> [Set exercise] Report how many lines hold the word "July"; give nothing but the number.
BEGIN Rows
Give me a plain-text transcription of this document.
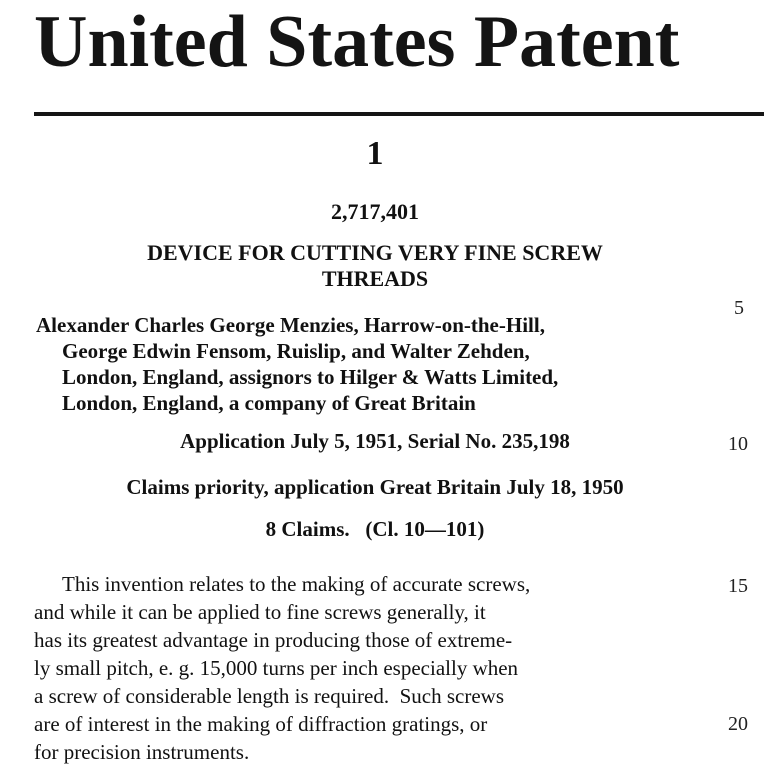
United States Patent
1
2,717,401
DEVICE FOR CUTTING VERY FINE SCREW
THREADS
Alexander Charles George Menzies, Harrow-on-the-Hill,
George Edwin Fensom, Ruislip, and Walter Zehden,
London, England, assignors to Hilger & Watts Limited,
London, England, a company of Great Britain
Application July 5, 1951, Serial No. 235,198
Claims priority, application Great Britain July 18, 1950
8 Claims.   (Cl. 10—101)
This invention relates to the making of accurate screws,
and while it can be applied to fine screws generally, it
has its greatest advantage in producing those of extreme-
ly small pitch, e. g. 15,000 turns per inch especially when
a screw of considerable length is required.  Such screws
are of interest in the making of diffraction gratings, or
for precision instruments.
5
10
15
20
END Rows
> [Full response] 2